# start of DATA EXTRACT

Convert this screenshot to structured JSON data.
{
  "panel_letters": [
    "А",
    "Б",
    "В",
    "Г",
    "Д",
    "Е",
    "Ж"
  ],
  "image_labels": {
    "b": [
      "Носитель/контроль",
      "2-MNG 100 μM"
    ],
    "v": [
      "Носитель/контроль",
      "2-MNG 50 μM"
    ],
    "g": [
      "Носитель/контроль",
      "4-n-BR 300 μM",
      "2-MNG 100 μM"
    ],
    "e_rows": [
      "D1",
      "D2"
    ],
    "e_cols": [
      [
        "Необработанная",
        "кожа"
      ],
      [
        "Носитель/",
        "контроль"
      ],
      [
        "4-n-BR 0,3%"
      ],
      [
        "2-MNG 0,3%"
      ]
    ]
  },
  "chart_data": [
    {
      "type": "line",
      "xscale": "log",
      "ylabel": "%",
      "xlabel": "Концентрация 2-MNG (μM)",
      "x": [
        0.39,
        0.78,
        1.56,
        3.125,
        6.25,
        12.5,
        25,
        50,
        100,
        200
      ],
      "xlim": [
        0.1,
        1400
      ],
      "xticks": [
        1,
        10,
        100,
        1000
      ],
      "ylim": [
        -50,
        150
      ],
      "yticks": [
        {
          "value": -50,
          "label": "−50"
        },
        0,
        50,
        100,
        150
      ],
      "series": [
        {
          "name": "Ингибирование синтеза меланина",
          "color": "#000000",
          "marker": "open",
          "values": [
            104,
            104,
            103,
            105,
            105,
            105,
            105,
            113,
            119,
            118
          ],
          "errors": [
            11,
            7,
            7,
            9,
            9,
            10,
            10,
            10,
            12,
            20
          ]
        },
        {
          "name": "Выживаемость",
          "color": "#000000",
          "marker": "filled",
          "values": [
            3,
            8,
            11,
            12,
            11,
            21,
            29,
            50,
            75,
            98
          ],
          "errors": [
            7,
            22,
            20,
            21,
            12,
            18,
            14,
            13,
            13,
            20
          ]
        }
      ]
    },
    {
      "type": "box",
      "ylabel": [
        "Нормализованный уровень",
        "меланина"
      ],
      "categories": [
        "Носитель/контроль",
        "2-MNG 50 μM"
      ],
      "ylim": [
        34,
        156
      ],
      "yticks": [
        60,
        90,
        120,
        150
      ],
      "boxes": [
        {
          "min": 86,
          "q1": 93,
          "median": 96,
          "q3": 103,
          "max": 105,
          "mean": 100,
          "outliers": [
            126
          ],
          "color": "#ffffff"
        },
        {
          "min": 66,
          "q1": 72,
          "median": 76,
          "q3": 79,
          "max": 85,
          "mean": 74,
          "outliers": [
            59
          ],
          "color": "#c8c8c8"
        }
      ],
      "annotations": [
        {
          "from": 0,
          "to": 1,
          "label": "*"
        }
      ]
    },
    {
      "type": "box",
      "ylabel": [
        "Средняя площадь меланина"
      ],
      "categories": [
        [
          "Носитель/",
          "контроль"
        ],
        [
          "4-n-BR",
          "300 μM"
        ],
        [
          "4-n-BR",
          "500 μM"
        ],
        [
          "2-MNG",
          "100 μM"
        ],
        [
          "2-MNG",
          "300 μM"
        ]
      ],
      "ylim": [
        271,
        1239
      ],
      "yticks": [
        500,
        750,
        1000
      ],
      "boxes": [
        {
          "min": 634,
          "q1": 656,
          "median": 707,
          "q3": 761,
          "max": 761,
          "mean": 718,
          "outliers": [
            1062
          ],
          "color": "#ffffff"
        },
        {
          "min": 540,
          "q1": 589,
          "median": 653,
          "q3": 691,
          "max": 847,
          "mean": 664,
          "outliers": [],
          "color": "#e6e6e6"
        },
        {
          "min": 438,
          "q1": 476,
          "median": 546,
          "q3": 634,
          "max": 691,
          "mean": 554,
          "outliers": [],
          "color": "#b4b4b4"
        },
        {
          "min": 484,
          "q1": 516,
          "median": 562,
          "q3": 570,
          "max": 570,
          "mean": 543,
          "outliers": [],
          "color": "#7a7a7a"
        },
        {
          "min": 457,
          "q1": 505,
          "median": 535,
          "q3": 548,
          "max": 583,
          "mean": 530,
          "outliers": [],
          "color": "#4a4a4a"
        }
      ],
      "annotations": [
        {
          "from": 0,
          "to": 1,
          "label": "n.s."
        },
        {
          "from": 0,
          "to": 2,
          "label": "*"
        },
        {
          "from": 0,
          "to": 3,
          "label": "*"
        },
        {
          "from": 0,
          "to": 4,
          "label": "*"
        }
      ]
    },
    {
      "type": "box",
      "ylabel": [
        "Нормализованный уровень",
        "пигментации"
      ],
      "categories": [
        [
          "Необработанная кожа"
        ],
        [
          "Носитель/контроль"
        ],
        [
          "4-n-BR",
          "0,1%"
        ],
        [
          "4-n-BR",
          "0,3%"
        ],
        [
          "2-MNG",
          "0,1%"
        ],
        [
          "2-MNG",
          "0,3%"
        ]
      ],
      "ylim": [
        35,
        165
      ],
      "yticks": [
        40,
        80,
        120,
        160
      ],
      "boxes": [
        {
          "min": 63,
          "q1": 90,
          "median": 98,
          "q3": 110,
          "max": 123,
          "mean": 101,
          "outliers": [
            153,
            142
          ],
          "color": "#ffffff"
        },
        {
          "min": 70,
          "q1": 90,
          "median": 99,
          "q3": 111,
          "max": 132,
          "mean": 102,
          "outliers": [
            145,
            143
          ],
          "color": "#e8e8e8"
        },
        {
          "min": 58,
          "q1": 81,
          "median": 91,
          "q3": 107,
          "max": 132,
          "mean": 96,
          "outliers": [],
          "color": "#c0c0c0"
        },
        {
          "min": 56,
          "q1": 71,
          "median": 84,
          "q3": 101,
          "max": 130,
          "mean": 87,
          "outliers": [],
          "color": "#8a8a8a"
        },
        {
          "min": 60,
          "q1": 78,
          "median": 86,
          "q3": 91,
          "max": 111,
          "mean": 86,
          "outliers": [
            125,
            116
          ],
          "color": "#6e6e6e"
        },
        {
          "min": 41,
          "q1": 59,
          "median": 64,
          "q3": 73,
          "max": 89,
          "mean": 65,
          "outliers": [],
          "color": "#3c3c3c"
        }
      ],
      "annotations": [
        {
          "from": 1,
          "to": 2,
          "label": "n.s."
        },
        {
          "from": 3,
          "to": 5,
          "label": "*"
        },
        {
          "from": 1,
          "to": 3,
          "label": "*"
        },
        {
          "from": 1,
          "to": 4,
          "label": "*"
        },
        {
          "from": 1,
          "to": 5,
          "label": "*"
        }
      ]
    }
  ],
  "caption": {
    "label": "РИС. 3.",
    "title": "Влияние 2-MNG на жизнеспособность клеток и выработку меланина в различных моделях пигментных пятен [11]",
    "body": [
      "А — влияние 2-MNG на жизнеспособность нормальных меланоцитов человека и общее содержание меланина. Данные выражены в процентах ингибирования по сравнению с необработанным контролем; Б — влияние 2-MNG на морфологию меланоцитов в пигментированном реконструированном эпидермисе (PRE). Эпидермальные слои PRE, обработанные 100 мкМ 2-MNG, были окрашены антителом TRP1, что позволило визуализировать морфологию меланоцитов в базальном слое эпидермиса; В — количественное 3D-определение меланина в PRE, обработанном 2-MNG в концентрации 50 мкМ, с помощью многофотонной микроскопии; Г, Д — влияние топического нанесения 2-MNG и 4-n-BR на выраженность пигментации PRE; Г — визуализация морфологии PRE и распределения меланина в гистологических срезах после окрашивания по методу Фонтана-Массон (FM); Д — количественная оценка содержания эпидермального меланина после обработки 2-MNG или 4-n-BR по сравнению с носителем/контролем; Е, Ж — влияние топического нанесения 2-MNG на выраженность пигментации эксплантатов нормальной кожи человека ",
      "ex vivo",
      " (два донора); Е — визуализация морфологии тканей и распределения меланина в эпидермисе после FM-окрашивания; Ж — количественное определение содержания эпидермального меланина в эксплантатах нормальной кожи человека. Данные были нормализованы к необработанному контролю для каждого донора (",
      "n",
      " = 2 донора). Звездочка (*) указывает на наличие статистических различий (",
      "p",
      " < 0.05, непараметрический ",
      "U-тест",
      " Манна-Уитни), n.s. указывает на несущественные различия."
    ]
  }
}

# end of DATA EXTRACT

- **WHAT IS REQUIRED**
In the entries above, find every line holding the word "Необработанная" and copy it out.

- **SOLUTION TO THIS PROBLEM**
        "Необработанная",
          "Необработанная кожа"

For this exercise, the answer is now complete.